> **Exercise brief**: Check each line of the listing below for the string "JSON", and copy the ones that have it.

> **Data lines**:
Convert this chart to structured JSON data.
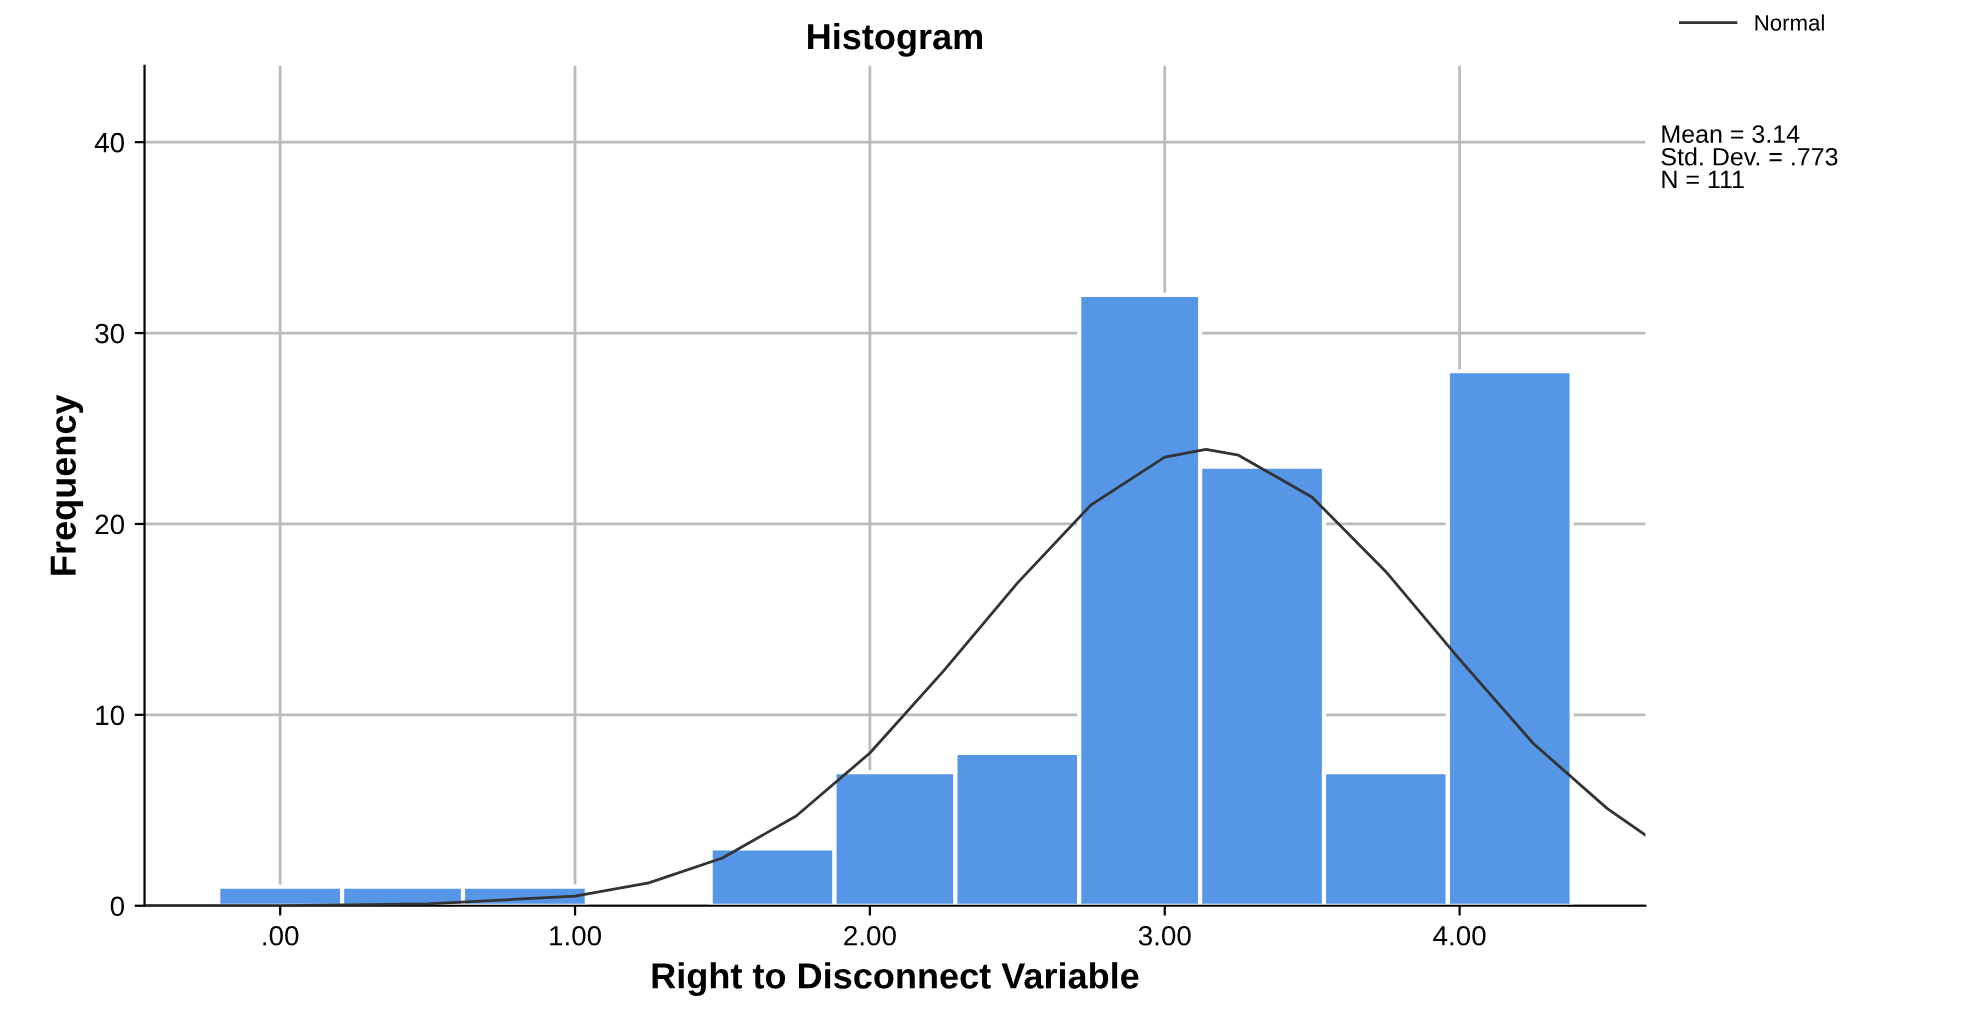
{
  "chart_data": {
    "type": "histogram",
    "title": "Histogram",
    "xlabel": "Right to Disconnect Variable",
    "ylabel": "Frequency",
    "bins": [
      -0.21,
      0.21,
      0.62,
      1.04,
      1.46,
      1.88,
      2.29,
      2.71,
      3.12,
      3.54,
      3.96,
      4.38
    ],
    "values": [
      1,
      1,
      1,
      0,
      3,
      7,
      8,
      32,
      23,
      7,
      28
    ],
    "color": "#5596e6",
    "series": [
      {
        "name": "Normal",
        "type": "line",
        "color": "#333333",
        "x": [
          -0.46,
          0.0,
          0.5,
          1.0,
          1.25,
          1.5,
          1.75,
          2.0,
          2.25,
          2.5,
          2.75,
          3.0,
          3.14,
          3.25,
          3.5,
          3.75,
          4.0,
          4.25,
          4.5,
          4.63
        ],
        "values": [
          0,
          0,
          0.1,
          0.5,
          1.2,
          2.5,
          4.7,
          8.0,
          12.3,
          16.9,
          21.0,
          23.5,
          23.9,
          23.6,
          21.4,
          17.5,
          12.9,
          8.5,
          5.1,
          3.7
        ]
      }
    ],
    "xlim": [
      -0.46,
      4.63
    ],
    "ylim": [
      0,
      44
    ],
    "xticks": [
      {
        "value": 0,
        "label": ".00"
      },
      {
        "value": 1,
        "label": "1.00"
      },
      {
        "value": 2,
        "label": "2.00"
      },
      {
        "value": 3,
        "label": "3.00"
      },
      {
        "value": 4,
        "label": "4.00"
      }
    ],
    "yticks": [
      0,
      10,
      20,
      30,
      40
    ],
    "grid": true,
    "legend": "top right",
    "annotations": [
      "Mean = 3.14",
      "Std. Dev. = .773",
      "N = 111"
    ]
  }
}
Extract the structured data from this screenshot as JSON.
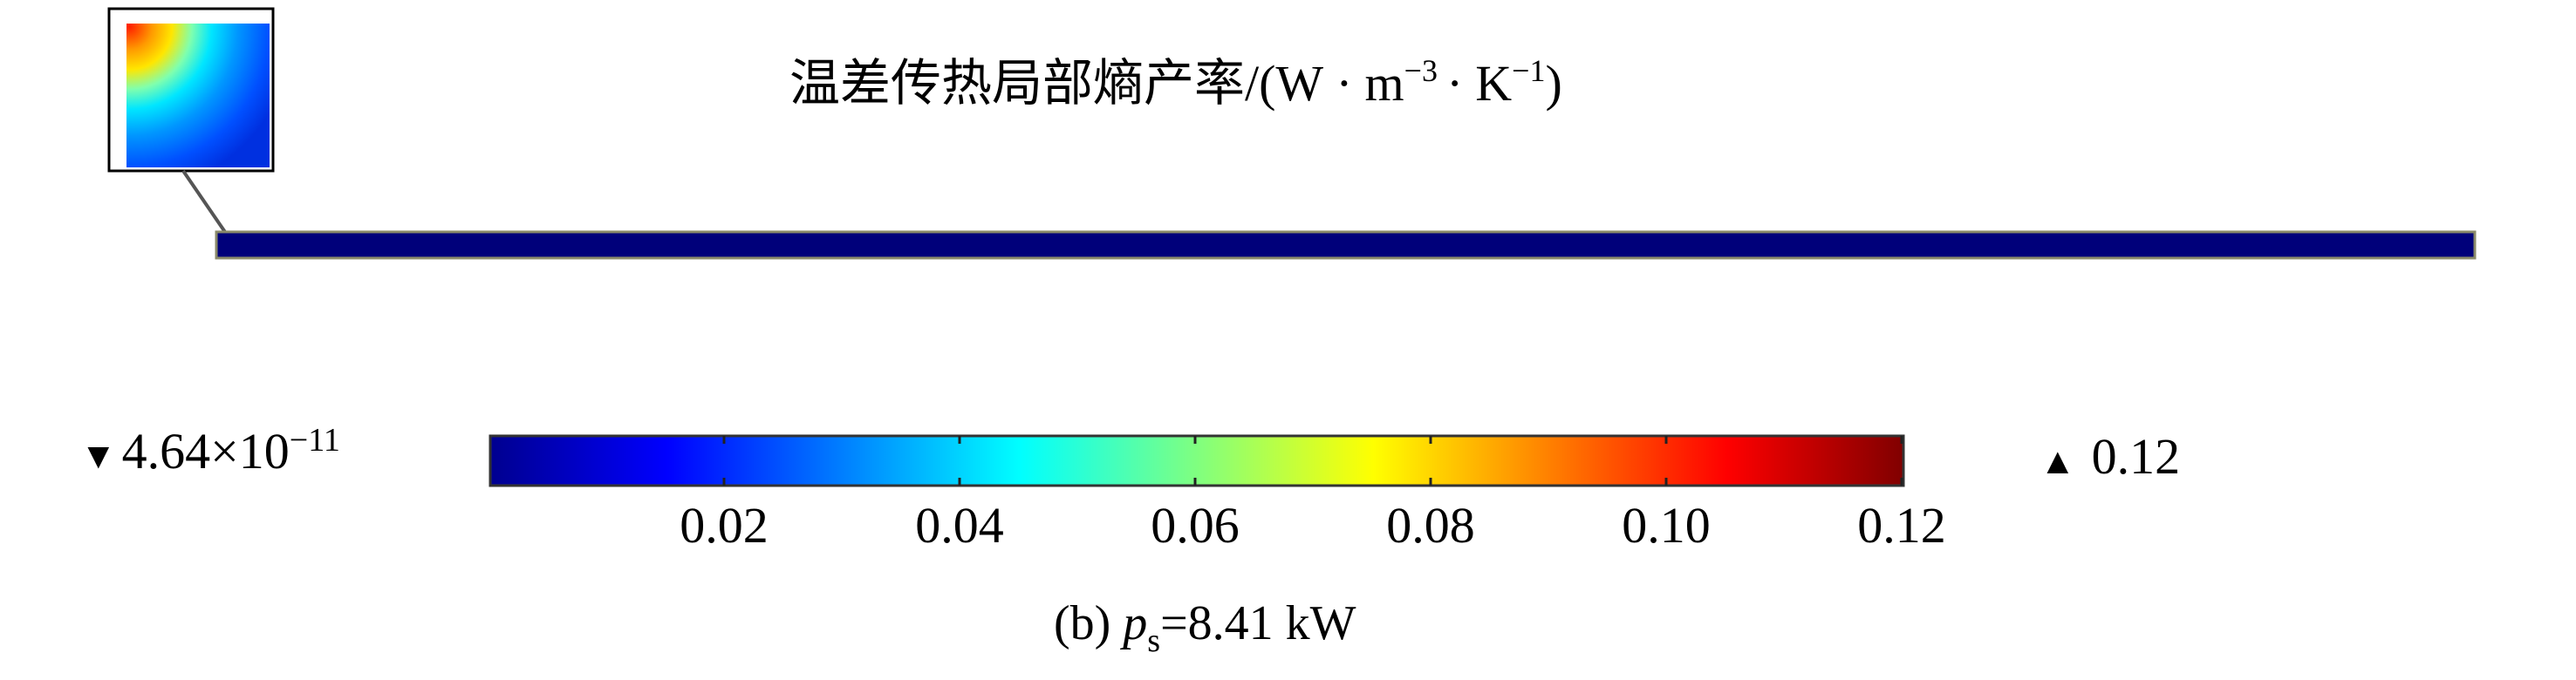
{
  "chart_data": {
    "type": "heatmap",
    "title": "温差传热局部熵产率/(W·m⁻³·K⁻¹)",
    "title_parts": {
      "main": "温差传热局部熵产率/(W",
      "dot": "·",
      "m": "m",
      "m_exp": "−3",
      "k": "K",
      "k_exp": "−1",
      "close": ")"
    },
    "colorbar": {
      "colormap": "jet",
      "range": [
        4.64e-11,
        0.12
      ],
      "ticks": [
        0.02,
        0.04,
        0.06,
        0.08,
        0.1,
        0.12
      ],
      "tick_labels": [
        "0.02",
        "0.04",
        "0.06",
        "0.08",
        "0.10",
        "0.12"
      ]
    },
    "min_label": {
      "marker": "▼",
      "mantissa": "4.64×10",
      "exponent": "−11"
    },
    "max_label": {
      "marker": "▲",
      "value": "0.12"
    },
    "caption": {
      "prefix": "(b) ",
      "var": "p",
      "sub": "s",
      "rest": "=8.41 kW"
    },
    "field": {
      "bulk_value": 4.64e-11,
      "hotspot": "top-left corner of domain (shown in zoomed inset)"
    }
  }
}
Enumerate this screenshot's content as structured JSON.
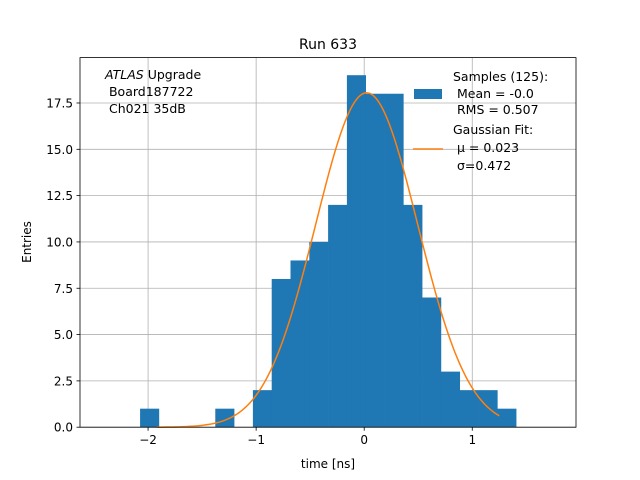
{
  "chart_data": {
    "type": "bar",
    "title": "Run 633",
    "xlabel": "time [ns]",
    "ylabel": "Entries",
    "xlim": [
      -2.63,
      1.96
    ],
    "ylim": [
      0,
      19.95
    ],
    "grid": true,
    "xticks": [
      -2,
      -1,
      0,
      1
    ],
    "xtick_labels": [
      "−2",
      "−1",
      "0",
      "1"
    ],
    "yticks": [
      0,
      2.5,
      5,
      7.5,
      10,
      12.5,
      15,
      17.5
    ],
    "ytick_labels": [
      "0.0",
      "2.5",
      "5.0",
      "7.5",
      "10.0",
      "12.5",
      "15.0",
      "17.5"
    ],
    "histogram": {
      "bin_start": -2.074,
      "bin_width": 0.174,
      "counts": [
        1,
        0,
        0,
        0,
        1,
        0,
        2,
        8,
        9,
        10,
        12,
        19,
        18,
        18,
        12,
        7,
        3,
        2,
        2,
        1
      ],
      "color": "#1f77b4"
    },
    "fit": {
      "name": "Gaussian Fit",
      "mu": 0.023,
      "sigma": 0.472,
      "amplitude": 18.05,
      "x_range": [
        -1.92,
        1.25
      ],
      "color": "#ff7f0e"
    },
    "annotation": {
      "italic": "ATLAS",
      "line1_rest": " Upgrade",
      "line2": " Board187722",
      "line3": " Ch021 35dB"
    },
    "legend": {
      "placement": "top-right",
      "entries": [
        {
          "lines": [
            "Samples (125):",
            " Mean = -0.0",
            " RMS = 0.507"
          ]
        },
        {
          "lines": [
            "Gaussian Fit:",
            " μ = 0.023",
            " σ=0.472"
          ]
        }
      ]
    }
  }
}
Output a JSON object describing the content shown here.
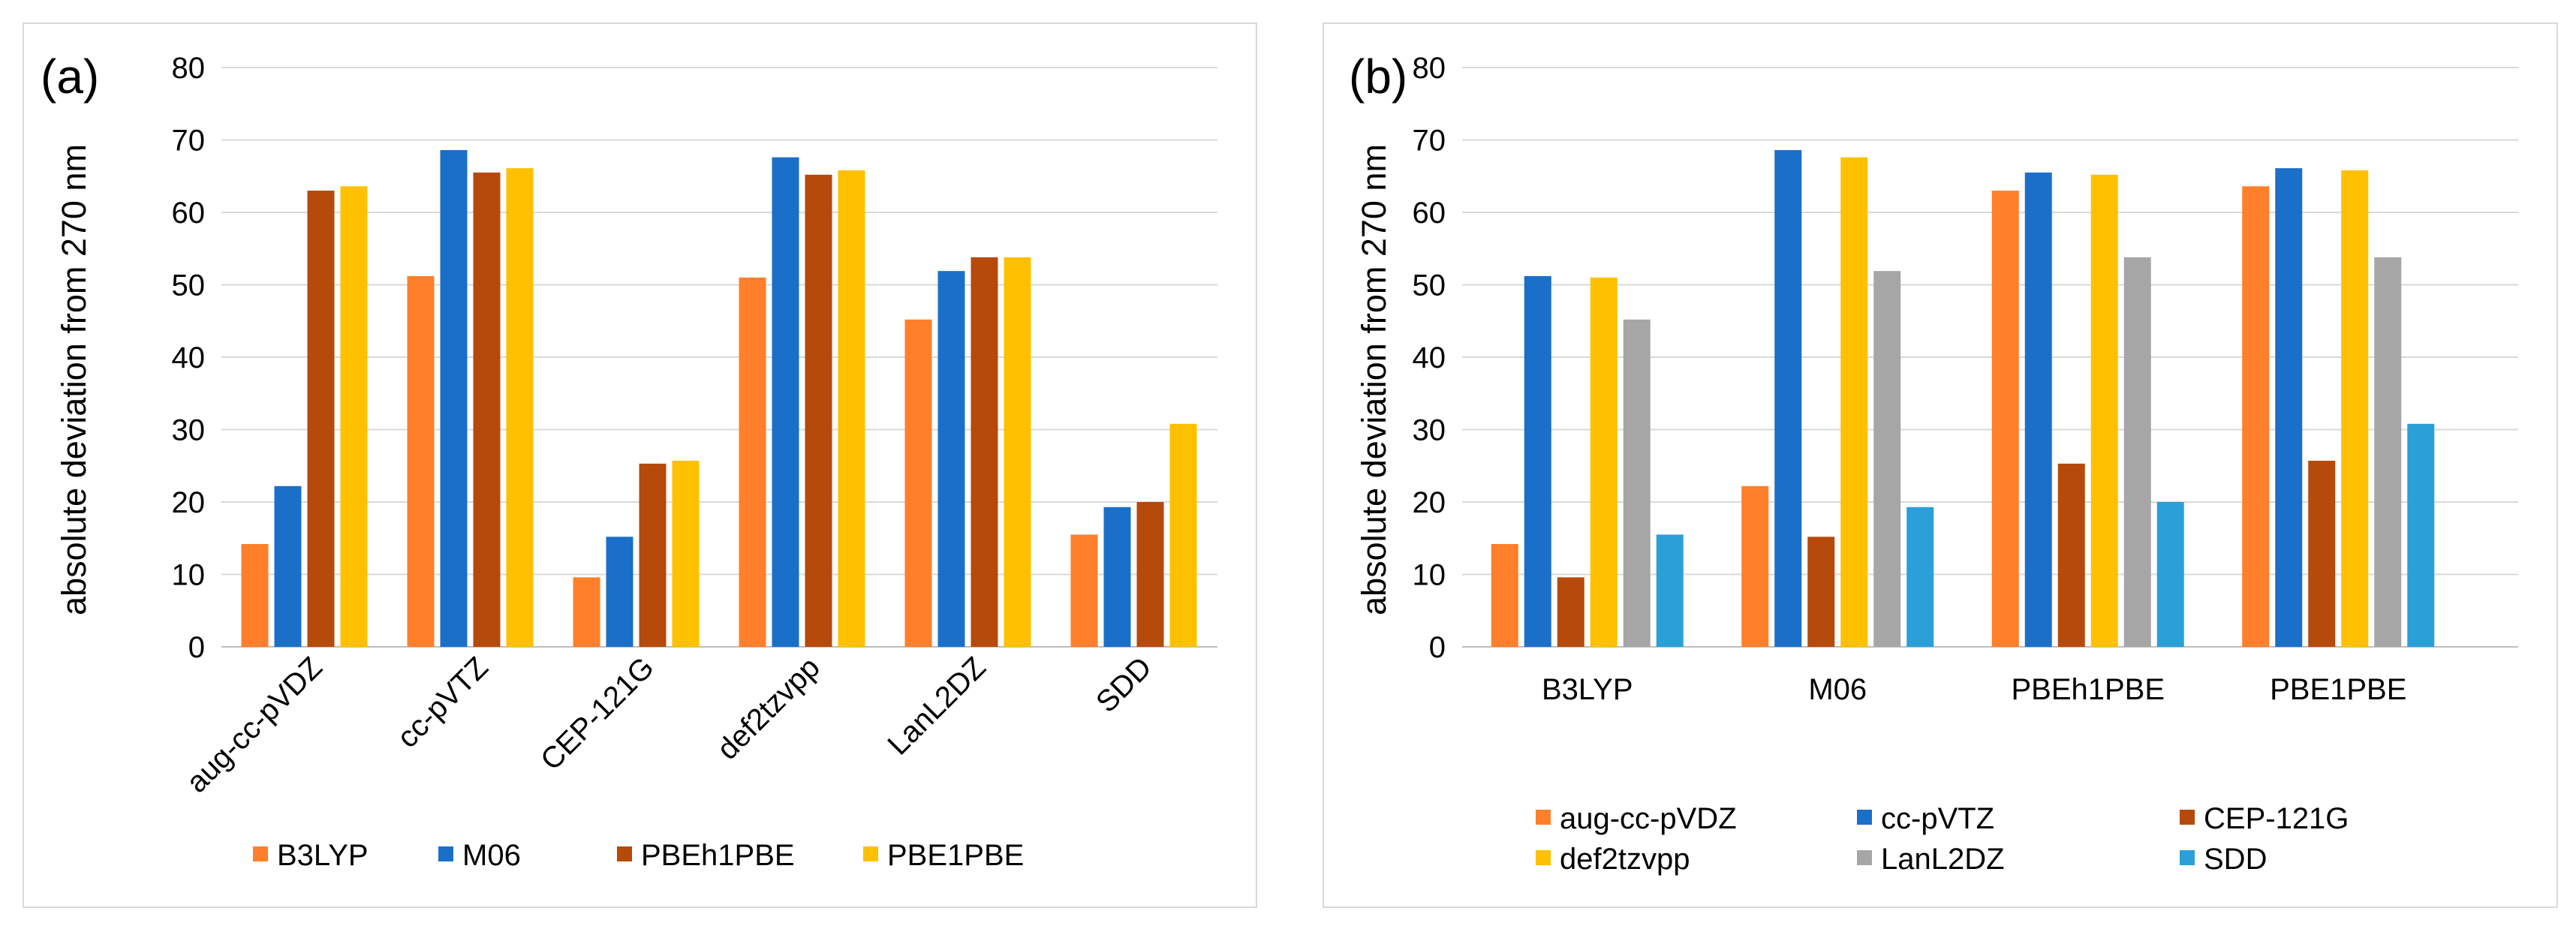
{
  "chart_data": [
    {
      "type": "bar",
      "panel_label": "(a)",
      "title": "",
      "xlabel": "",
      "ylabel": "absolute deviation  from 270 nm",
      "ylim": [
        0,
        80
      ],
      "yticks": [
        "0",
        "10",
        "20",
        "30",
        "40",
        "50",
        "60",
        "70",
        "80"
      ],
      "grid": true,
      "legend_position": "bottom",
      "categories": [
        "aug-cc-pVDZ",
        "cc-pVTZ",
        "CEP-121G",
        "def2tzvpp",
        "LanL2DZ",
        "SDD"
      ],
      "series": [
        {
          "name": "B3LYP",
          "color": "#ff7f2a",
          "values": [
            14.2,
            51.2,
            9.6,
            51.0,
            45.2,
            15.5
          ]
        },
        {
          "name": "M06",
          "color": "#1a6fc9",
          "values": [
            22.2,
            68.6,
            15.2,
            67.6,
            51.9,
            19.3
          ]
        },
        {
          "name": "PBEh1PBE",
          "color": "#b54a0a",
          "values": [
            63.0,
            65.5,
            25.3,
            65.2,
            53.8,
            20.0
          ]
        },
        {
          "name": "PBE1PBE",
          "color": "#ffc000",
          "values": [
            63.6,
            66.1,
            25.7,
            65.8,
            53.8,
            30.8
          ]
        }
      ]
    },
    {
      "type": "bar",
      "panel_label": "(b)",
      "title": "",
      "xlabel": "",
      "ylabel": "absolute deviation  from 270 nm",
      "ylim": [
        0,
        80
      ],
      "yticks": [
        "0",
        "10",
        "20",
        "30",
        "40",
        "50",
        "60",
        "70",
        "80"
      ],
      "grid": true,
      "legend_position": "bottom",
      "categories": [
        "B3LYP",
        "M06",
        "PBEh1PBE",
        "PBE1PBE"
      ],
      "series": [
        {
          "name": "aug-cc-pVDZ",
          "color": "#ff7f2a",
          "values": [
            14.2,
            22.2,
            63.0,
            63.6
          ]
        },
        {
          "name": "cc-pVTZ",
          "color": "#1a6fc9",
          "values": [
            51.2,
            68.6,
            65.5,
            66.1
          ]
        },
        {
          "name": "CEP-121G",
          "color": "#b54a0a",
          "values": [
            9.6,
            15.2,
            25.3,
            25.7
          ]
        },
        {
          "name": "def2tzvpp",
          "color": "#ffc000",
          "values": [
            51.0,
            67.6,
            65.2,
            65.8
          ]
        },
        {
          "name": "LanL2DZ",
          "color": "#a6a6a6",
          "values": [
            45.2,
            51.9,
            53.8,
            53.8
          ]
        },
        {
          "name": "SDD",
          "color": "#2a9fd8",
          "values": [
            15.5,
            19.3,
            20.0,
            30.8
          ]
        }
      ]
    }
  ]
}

> **Exercise solution**:
Convert this chart to structured JSON data.
Extract the structured data from this screenshot as JSON.
Enumerate this screenshot's content as structured JSON.
Output a JSON object describing the content shown here.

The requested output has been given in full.